Written instruction: Print every line of the records below word for word, keeping their original order.

Data to use:
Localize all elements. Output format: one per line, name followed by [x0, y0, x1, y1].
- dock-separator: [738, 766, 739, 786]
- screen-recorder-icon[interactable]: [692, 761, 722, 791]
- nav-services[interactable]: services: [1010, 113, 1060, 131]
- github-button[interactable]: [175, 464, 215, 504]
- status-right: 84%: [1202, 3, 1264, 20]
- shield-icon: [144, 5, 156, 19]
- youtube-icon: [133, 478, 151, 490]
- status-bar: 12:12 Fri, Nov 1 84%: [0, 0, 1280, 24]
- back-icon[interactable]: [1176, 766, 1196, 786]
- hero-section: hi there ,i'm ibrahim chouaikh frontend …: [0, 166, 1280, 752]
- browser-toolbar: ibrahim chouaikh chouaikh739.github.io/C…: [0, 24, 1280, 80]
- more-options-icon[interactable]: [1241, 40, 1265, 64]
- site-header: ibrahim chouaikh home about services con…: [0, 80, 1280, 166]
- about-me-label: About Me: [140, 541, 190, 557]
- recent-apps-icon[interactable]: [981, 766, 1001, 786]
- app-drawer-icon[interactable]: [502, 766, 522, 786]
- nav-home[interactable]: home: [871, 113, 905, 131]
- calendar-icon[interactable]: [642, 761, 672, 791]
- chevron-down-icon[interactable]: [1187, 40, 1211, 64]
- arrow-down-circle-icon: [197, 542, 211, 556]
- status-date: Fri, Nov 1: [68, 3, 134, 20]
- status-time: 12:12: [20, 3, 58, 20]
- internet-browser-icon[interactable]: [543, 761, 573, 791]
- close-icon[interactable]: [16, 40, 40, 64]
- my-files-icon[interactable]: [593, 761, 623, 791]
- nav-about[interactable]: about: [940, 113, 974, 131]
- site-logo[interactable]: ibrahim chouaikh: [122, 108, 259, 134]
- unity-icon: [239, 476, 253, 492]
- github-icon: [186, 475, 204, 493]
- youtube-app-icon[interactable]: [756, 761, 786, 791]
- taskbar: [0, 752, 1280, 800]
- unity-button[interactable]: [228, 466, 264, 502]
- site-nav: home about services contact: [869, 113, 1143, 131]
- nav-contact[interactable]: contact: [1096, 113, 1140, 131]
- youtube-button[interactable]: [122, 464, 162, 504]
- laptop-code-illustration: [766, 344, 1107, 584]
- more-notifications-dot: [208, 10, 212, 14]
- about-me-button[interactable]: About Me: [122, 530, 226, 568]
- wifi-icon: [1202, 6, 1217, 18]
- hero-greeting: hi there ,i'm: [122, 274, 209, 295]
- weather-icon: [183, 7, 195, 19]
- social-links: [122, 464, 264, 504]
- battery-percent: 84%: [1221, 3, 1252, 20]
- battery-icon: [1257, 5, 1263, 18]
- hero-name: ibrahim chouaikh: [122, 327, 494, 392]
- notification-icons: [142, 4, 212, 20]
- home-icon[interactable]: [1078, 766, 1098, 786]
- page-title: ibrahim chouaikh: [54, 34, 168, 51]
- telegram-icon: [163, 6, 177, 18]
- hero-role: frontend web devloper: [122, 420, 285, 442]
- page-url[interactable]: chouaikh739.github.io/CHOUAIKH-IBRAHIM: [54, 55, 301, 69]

Answer to this task:
Localize all elements. Output format: one per line, name followed by [x0, y0, x1, y1].
- dock-separator: [738, 766, 739, 786]
- screen-recorder-icon[interactable]: [692, 761, 722, 791]
- nav-services[interactable]: services: [1010, 113, 1060, 131]
- github-button[interactable]: [175, 464, 215, 504]
- status-right: 84%: [1202, 3, 1264, 20]
- shield-icon: [144, 5, 156, 19]
- youtube-icon: [133, 478, 151, 490]
- status-bar: 12:12 Fri, Nov 1 84%: [0, 0, 1280, 24]
- back-icon[interactable]: [1176, 766, 1196, 786]
- hero-section: hi there ,i'm ibrahim chouaikh frontend …: [0, 166, 1280, 752]
- browser-toolbar: ibrahim chouaikh chouaikh739.github.io/C…: [0, 24, 1280, 80]
- more-options-icon[interactable]: [1241, 40, 1265, 64]
- site-header: ibrahim chouaikh home about services con…: [0, 80, 1280, 166]
- about-me-label: About Me: [140, 541, 190, 557]
- recent-apps-icon[interactable]: [981, 766, 1001, 786]
- app-drawer-icon[interactable]: [502, 766, 522, 786]
- nav-home[interactable]: home: [871, 113, 905, 131]
- calendar-icon[interactable]: [642, 761, 672, 791]
- chevron-down-icon[interactable]: [1187, 40, 1211, 64]
- arrow-down-circle-icon: [197, 542, 211, 556]
- status-date: Fri, Nov 1: [68, 3, 134, 20]
- status-time: 12:12: [20, 3, 58, 20]
- internet-browser-icon[interactable]: [543, 761, 573, 791]
- close-icon[interactable]: [16, 40, 40, 64]
- my-files-icon[interactable]: [593, 761, 623, 791]
- nav-about[interactable]: about: [940, 113, 974, 131]
- site-logo[interactable]: ibrahim chouaikh: [122, 108, 259, 134]
- unity-icon: [239, 476, 253, 492]
- github-icon: [186, 475, 204, 493]
- youtube-app-icon[interactable]: [756, 761, 786, 791]
- taskbar: [0, 752, 1280, 800]
- unity-button[interactable]: [228, 466, 264, 502]
- site-nav: home about services contact: [869, 113, 1143, 131]
- nav-contact[interactable]: contact: [1096, 113, 1140, 131]
- youtube-button[interactable]: [122, 464, 162, 504]
- laptop-code-illustration: [766, 344, 1107, 584]
- more-notifications-dot: [208, 10, 212, 14]
- about-me-button[interactable]: About Me: [122, 530, 226, 568]
- wifi-icon: [1202, 6, 1217, 18]
- hero-greeting: hi there ,i'm: [122, 274, 209, 295]
- weather-icon: [183, 7, 195, 19]
- social-links: [122, 464, 264, 504]
- battery-percent: 84%: [1221, 3, 1252, 20]
- battery-icon: [1257, 5, 1263, 18]
- hero-name: ibrahim chouaikh: [122, 327, 494, 392]
- notification-icons: [142, 4, 212, 20]
- home-icon[interactable]: [1078, 766, 1098, 786]
- page-title: ibrahim chouaikh: [54, 34, 168, 51]
- telegram-icon: [163, 6, 177, 18]
- hero-role: frontend web devloper: [122, 420, 285, 442]
- page-url[interactable]: chouaikh739.github.io/CHOUAIKH-IBRAHIM: [54, 55, 301, 69]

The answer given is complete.